╭──
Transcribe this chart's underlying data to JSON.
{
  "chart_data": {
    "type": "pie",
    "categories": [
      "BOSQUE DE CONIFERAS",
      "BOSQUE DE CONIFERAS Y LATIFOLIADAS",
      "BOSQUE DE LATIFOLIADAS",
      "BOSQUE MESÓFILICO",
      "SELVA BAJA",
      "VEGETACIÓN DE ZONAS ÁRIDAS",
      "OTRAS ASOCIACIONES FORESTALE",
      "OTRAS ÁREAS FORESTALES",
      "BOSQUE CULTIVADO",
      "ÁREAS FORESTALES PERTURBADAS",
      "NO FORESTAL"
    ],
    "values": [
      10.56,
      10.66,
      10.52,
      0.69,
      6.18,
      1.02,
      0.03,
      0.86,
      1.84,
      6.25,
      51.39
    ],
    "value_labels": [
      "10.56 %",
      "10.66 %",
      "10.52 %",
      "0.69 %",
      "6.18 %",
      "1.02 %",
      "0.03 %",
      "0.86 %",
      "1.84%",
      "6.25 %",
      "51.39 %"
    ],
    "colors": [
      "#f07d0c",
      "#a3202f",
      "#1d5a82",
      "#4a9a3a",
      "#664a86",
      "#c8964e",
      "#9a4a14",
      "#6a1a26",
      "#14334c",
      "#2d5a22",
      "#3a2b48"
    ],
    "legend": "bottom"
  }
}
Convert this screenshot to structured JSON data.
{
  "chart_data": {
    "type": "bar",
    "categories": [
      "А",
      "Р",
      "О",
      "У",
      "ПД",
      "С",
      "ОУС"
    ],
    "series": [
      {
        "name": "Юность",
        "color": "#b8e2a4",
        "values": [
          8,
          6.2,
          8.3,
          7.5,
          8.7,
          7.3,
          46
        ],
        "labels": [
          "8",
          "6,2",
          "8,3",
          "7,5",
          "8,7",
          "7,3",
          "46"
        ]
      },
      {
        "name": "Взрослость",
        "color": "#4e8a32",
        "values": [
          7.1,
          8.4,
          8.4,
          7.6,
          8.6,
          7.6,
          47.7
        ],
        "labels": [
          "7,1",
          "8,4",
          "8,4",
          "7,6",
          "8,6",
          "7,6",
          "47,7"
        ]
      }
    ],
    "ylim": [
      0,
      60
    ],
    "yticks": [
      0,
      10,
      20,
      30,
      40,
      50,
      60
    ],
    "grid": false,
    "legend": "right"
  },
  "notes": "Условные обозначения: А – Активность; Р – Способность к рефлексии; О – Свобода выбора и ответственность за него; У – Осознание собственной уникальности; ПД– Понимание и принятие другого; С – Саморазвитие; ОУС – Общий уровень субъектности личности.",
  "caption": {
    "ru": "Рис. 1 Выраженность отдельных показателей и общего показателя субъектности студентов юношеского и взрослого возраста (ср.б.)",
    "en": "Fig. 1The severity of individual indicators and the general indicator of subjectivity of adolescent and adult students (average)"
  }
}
╰──
Your objective:
Only the lines from the one holding "Convert this screenshot" through the end of the listing should be given again, exactly and with both ends included.

Task answer:
Convert this screenshot to structured JSON data.
{
  "chart_data": {
    "type": "bar",
    "categories": [
      "А",
      "Р",
      "О",
      "У",
      "ПД",
      "С",
      "ОУС"
    ],
    "series": [
      {
        "name": "Юность",
        "color": "#b8e2a4",
        "values": [
          8,
          6.2,
          8.3,
          7.5,
          8.7,
          7.3,
          46
        ],
        "labels": [
          "8",
          "6,2",
          "8,3",
          "7,5",
          "8,7",
          "7,3",
          "46"
        ]
      },
      {
        "name": "Взрослость",
        "color": "#4e8a32",
        "values": [
          7.1,
          8.4,
          8.4,
          7.6,
          8.6,
          7.6,
          47.7
        ],
        "labels": [
          "7,1",
          "8,4",
          "8,4",
          "7,6",
          "8,6",
          "7,6",
          "47,7"
        ]
      }
    ],
    "ylim": [
      0,
      60
    ],
    "yticks": [
      0,
      10,
      20,
      30,
      40,
      50,
      60
    ],
    "grid": false,
    "legend": "right"
  },
  "notes": "Условные обозначения: А – Активность; Р – Способность к рефлексии; О – Свобода выбора и ответственность за него; У – Осознание собственной уникальности; ПД– Понимание и принятие другого; С – Саморазвитие; ОУС – Общий уровень субъектности личности.",
  "caption": {
    "ru": "Рис. 1 Выраженность отдельных показателей и общего показателя субъектности студентов юношеского и взрослого возраста (ср.б.)",
    "en": "Fig. 1The severity of individual indicators and the general indicator of subjectivity of adolescent and adult students (average)"
  }
}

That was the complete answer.